[START OF INPUT MATERIAL]

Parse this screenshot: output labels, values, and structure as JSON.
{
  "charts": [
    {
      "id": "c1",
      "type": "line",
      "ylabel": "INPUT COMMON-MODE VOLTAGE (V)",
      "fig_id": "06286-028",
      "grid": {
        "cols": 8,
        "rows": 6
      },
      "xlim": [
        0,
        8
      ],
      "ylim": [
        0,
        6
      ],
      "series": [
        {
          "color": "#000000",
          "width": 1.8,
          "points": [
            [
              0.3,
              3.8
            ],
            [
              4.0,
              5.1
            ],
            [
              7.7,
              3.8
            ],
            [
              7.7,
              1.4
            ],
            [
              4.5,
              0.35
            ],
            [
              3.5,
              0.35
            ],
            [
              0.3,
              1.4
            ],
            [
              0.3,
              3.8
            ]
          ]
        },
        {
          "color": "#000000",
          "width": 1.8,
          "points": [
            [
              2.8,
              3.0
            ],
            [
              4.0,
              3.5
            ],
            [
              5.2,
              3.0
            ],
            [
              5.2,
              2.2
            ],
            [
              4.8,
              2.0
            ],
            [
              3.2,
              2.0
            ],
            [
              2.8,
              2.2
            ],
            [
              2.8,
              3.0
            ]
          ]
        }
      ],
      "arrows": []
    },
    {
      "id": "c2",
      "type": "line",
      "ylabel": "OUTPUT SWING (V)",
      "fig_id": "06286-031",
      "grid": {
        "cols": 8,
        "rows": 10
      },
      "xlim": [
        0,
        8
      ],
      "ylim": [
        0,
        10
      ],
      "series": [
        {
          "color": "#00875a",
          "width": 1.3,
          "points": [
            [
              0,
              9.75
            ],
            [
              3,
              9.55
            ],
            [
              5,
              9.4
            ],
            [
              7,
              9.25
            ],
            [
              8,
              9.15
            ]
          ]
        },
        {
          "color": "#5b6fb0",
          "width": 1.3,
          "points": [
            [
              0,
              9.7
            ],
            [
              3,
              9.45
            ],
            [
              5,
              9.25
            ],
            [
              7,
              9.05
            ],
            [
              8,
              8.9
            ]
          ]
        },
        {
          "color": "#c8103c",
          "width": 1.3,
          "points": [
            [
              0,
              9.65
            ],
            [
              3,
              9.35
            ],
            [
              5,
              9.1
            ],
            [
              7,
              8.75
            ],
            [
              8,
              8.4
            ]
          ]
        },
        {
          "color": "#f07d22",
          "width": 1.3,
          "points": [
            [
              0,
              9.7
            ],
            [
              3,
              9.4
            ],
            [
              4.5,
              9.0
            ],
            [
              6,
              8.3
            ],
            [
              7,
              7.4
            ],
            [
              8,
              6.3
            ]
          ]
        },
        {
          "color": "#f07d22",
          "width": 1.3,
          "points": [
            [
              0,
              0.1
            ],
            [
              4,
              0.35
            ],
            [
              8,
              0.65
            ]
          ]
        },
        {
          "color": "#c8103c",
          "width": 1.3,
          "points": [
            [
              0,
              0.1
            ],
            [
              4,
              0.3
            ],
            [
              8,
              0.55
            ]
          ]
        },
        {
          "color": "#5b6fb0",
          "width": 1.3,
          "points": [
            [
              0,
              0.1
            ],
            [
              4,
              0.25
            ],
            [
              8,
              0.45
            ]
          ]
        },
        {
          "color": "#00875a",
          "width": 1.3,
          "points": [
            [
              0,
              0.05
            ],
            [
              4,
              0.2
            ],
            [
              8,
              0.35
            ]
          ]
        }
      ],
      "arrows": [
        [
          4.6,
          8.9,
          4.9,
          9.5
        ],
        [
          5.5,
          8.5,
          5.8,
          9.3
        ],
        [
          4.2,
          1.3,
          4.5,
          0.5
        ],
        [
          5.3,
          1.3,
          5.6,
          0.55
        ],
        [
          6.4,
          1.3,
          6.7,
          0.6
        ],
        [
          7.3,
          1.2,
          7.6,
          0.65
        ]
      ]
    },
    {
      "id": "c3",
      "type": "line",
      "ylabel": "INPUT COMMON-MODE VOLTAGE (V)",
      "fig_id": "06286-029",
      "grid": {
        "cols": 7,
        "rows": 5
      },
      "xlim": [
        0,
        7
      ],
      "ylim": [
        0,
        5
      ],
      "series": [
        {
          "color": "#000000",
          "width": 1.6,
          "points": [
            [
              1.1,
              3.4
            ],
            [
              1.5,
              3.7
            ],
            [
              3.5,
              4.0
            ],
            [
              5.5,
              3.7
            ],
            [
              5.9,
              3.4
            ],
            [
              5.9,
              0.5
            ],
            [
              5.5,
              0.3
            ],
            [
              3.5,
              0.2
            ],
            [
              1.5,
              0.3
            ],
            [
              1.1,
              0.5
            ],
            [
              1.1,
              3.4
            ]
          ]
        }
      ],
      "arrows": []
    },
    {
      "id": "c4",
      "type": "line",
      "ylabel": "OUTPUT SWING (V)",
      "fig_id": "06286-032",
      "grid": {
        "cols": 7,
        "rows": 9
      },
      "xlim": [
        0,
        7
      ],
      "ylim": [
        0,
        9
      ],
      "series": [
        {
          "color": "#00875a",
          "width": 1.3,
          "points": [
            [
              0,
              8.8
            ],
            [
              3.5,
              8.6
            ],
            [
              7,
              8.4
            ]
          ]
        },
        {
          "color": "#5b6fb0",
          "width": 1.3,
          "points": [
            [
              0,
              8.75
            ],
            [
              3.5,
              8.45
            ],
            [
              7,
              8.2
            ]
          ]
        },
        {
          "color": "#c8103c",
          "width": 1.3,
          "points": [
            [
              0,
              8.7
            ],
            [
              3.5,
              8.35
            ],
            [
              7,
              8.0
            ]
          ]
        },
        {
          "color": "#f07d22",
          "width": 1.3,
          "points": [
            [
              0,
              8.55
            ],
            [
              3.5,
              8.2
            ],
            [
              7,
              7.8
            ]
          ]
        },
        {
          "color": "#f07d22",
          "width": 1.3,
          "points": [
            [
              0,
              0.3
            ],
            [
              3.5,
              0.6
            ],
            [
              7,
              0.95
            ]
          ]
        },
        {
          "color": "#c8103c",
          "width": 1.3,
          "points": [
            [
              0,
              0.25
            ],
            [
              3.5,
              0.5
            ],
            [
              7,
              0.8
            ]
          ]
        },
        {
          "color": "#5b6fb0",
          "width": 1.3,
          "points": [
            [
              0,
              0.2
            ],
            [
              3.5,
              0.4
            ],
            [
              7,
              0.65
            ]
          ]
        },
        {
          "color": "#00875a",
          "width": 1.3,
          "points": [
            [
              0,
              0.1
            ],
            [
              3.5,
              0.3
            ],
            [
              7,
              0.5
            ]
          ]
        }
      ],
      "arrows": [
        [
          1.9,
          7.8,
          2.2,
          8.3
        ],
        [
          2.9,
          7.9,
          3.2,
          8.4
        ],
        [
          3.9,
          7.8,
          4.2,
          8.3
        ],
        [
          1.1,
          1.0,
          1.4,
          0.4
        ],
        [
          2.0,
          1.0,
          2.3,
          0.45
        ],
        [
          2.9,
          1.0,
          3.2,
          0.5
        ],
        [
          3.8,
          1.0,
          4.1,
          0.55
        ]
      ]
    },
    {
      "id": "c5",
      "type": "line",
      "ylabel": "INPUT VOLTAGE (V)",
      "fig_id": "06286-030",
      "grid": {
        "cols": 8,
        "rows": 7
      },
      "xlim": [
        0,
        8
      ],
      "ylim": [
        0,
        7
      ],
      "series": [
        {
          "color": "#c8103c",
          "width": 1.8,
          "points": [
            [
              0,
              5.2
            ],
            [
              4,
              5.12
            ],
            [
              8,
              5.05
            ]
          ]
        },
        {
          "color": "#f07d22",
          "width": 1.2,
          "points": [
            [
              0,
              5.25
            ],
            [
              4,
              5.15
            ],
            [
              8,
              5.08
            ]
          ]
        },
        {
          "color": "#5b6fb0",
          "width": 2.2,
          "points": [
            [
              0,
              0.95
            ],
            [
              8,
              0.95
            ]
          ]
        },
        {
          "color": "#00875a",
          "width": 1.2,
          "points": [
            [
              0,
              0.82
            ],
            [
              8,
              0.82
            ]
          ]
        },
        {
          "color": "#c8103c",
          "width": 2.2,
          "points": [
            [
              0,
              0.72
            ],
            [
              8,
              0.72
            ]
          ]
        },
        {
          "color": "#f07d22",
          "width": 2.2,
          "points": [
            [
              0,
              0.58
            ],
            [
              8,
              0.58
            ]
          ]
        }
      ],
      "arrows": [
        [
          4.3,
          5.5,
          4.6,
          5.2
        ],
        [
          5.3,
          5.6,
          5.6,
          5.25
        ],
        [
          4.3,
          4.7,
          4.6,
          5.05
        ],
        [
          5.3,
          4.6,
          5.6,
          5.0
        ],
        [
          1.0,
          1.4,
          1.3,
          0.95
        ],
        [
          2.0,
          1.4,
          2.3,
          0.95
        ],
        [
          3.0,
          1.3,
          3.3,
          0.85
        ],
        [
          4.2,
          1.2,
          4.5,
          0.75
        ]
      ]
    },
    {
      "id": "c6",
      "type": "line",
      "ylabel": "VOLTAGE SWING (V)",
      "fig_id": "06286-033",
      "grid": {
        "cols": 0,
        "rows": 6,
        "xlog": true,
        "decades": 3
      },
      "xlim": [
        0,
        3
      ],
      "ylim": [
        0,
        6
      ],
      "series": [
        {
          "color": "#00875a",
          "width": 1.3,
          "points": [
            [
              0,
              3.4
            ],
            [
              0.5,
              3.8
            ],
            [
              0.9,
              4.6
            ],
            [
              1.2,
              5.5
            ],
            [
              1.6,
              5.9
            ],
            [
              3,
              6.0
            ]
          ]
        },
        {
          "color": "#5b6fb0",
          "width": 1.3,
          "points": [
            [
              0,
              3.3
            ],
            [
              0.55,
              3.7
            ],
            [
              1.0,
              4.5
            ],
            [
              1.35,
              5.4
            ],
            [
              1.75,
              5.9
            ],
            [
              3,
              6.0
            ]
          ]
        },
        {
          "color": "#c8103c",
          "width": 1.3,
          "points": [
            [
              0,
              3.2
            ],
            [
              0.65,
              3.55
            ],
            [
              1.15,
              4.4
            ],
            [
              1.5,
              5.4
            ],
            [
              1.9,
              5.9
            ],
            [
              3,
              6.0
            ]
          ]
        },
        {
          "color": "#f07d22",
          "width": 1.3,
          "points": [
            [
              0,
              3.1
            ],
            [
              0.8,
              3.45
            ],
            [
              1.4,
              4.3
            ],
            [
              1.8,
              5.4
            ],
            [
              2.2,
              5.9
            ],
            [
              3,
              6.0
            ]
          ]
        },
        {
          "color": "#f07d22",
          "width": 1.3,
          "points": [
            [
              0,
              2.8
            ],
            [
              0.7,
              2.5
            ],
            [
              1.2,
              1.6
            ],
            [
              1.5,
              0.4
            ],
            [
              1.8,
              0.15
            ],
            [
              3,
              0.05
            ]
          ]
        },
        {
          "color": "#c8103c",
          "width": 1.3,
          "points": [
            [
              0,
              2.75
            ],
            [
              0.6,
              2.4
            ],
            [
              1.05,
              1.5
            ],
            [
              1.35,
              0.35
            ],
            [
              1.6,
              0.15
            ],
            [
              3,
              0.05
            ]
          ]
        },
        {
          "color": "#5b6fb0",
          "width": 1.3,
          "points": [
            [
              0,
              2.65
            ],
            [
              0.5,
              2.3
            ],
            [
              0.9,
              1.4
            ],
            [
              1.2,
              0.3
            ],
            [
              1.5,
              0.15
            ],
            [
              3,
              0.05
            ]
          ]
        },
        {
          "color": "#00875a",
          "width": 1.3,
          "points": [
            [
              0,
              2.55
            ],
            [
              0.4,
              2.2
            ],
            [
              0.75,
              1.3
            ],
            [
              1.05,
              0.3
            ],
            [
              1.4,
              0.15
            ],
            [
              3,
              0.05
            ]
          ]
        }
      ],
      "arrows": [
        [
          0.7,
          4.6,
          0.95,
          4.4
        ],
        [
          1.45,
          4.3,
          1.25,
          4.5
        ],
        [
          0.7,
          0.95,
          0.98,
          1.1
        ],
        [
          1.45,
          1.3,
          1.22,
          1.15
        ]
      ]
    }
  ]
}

[END OF INPUT MATERIAL]

Find each line that has the word "VOLTAGE", then copy it out.

■ **SOLVED EXERCISE**:
      "ylabel": "INPUT COMMON-MODE VOLTAGE (V)",
      "ylabel": "INPUT COMMON-MODE VOLTAGE (V)",
      "ylabel": "INPUT VOLTAGE (V)",
      "ylabel": "VOLTAGE SWING (V)",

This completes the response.